++++ Records shown

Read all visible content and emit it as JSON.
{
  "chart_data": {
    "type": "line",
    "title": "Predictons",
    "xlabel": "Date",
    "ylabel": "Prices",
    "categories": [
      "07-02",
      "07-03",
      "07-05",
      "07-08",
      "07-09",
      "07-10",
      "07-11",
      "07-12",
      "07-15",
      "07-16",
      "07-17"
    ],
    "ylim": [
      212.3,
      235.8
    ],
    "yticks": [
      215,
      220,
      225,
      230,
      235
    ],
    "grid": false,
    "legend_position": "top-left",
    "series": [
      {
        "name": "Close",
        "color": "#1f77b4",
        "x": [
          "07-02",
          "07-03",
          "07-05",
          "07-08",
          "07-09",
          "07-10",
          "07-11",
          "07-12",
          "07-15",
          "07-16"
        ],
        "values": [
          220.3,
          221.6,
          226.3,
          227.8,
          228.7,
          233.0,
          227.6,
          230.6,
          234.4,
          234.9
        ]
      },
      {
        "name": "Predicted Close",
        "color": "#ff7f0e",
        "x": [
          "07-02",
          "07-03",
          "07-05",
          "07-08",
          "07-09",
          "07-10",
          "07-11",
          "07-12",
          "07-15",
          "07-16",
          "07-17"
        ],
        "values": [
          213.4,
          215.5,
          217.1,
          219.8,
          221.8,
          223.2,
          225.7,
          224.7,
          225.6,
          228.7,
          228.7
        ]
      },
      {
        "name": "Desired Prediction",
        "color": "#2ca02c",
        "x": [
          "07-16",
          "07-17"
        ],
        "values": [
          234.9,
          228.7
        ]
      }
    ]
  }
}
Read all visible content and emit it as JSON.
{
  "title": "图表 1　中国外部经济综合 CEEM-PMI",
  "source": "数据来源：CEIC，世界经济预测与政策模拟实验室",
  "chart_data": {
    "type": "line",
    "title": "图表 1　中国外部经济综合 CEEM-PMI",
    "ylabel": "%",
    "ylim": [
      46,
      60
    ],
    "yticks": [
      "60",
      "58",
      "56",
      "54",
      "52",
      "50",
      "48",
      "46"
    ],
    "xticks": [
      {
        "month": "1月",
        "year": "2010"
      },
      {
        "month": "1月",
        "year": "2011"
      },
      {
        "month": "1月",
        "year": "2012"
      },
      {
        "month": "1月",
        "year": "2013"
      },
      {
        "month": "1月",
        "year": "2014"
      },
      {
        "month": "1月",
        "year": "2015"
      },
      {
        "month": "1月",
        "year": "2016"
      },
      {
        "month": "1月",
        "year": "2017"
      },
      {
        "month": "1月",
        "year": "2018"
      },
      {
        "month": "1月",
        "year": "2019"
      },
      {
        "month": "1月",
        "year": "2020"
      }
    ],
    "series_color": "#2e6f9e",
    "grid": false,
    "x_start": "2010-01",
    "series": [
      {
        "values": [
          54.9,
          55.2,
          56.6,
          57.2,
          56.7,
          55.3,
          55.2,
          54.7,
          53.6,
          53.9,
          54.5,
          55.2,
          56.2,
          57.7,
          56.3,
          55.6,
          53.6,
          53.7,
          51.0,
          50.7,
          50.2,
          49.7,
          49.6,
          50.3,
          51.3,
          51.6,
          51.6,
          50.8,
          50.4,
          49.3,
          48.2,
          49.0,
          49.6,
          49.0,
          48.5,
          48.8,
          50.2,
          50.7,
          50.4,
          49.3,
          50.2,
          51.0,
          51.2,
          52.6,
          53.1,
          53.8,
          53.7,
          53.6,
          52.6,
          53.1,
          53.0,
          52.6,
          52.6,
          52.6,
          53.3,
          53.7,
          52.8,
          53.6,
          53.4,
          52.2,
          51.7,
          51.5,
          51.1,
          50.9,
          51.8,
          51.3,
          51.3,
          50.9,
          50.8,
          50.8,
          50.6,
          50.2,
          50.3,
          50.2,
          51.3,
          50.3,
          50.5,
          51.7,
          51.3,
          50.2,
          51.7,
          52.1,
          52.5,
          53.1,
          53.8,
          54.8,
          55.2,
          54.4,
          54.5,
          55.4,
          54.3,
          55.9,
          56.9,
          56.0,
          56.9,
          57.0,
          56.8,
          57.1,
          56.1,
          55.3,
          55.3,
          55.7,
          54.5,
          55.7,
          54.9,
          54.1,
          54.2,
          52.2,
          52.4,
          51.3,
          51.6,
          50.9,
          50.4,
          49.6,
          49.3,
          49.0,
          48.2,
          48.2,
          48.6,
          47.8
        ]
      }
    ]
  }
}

++++++++
++++ Records shown

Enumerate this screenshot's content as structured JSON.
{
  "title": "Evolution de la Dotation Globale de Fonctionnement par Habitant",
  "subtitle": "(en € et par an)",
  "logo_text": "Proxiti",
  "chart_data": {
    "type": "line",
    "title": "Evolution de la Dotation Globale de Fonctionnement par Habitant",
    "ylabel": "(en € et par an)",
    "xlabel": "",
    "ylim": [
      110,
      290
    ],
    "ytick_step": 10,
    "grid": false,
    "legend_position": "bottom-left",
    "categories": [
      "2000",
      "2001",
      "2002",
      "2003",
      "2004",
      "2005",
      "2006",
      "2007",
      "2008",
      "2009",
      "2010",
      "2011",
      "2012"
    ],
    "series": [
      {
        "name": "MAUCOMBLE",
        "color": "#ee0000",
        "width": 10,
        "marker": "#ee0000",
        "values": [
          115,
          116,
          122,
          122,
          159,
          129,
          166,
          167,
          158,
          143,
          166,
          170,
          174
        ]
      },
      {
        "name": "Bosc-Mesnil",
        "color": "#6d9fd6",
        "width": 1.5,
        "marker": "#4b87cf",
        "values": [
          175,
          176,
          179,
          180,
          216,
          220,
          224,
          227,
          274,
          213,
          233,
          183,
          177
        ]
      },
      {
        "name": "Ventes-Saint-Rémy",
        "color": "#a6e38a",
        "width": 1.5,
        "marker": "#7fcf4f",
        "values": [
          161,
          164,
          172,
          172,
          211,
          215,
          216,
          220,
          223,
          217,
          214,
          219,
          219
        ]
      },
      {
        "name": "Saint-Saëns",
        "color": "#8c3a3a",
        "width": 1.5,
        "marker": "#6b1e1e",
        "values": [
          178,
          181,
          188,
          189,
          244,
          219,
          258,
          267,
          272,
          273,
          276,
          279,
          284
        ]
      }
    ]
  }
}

++++++++

Count the lines above that contain the word "Fonctionnement", and give only that number.

2